* _Aim of the task_: Extract each line of the data below exactly as written.

* _Data in this exercise_:
## START

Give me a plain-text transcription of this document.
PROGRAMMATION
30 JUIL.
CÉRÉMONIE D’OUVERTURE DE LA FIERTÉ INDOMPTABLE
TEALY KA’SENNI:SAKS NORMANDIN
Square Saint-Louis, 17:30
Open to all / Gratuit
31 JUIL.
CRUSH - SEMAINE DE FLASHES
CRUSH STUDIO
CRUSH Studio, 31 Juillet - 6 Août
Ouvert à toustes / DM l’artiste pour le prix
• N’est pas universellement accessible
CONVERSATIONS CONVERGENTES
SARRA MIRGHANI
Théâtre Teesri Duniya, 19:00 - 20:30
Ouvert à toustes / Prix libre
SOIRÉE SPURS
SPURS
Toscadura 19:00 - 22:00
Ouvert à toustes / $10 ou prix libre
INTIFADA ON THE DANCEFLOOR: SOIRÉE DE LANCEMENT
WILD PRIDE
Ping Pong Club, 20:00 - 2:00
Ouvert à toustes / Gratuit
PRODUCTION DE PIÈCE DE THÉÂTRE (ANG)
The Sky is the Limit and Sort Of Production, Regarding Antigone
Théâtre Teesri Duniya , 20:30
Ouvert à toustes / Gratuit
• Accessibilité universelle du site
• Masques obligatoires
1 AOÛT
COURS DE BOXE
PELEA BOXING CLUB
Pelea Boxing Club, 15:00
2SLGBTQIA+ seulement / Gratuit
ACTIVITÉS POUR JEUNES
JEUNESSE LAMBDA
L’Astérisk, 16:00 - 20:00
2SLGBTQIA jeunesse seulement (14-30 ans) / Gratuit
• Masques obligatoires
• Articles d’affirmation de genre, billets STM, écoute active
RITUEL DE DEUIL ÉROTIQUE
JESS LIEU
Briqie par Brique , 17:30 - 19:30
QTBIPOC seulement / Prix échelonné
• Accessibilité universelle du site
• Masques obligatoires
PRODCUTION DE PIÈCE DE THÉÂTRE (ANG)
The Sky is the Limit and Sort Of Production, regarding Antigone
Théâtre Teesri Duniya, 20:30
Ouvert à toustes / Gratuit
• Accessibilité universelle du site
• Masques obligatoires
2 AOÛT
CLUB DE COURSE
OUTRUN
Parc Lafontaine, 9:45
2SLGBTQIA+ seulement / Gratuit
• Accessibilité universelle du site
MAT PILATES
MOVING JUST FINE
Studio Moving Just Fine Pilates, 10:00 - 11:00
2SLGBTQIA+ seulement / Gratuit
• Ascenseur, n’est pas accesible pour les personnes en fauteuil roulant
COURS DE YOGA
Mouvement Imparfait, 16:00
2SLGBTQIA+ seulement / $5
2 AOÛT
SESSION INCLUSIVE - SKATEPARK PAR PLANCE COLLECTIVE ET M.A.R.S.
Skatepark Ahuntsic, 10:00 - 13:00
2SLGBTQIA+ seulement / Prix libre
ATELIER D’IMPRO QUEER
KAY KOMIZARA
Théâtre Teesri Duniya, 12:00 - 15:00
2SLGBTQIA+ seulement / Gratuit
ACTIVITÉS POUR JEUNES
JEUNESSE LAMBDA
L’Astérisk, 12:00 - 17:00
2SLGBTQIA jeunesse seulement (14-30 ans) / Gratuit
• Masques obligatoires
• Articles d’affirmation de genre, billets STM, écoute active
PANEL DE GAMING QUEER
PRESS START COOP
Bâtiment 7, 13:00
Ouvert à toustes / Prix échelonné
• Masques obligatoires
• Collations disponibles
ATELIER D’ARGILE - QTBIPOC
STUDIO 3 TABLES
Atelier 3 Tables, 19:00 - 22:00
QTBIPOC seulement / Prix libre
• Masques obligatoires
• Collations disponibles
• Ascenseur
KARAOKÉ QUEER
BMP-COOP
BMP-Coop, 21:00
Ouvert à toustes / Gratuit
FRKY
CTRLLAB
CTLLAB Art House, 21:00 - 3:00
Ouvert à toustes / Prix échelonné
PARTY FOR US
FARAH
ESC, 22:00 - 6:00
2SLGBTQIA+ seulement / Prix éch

## END

* _Problem solution_:
Give me a plain-text transcription of this document.
PROGRAMMATION
30 JUIL.
CÉRÉMONIE D’OUVERTURE DE LA FIERTÉ INDOMPTABLE
TEALY KA’SENNI:SAKS NORMANDIN
Square Saint-Louis, 17:30
Open to all / Gratuit
31 JUIL.
CRUSH - SEMAINE DE FLASHES
CRUSH STUDIO
CRUSH Studio, 31 Juillet - 6 Août
Ouvert à toustes / DM l’artiste pour le prix
• N’est pas universellement accessible
CONVERSATIONS CONVERGENTES
SARRA MIRGHANI
Théâtre Teesri Duniya, 19:00 - 20:30
Ouvert à toustes / Prix libre
SOIRÉE SPURS
SPURS
Toscadura 19:00 - 22:00
Ouvert à toustes / $10 ou prix libre
INTIFADA ON THE DANCEFLOOR: SOIRÉE DE LANCEMENT
WILD PRIDE
Ping Pong Club, 20:00 - 2:00
Ouvert à toustes / Gratuit
PRODUCTION DE PIÈCE DE THÉÂTRE (ANG)
The Sky is the Limit and Sort Of Production, Regarding Antigone
Théâtre Teesri Duniya , 20:30
Ouvert à toustes / Gratuit
• Accessibilité universelle du site
• Masques obligatoires
1 AOÛT
COURS DE BOXE
PELEA BOXING CLUB
Pelea Boxing Club, 15:00
2SLGBTQIA+ seulement / Gratuit
ACTIVITÉS POUR JEUNES
JEUNESSE LAMBDA
L’Astérisk, 16:00 - 20:00
2SLGBTQIA jeunesse seulement (14-30 ans) / Gratuit
• Masques obligatoires
• Articles d’affirmation de genre, billets STM, écoute active
RITUEL DE DEUIL ÉROTIQUE
JESS LIEU
Briqie par Brique , 17:30 - 19:30
QTBIPOC seulement / Prix échelonné
• Accessibilité universelle du site
• Masques obligatoires
PRODCUTION DE PIÈCE DE THÉÂTRE (ANG)
The Sky is the Limit and Sort Of Production, regarding Antigone
Théâtre Teesri Duniya, 20:30
Ouvert à toustes / Gratuit
• Accessibilité universelle du site
• Masques obligatoires
2 AOÛT
CLUB DE COURSE
OUTRUN
Parc Lafontaine, 9:45
2SLGBTQIA+ seulement / Gratuit
• Accessibilité universelle du site
MAT PILATES
MOVING JUST FINE
Studio Moving Just Fine Pilates, 10:00 - 11:00
2SLGBTQIA+ seulement / Gratuit
• Ascenseur, n’est pas accesible pour les personnes en fauteuil roulant
COURS DE YOGA
Mouvement Imparfait, 16:00
2SLGBTQIA+ seulement / $5
2 AOÛT
SESSION INCLUSIVE - SKATEPARK PAR PLANCE COLLECTIVE ET M.A.R.S.
Skatepark Ahuntsic, 10:00 - 13:00
2SLGBTQIA+ seulement / Prix libre
ATELIER D’IMPRO QUEER
KAY KOMIZARA
Théâtre Teesri Duniya, 12:00 - 15:00
2SLGBTQIA+ seulement / Gratuit
ACTIVITÉS POUR JEUNES
JEUNESSE LAMBDA
L’Astérisk, 12:00 - 17:00
2SLGBTQIA jeunesse seulement (14-30 ans) / Gratuit
• Masques obligatoires
• Articles d’affirmation de genre, billets STM, écoute active
PANEL DE GAMING QUEER
PRESS START COOP
Bâtiment 7, 13:00
Ouvert à toustes / Prix échelonné
• Masques obligatoires
• Collations disponibles
ATELIER D’ARGILE - QTBIPOC
STUDIO 3 TABLES
Atelier 3 Tables, 19:00 - 22:00
QTBIPOC seulement / Prix libre
• Masques obligatoires
• Collations disponibles
• Ascenseur
KARAOKÉ QUEER
BMP-COOP
BMP-Coop, 21:00
Ouvert à toustes / Gratuit
FRKY
CTRLLAB
CTLLAB Art House, 21:00 - 3:00
Ouvert à toustes / Prix échelonné
PARTY FOR US
FARAH
ESC, 22:00 - 6:00
2SLGBTQIA+ seulement / Prix éch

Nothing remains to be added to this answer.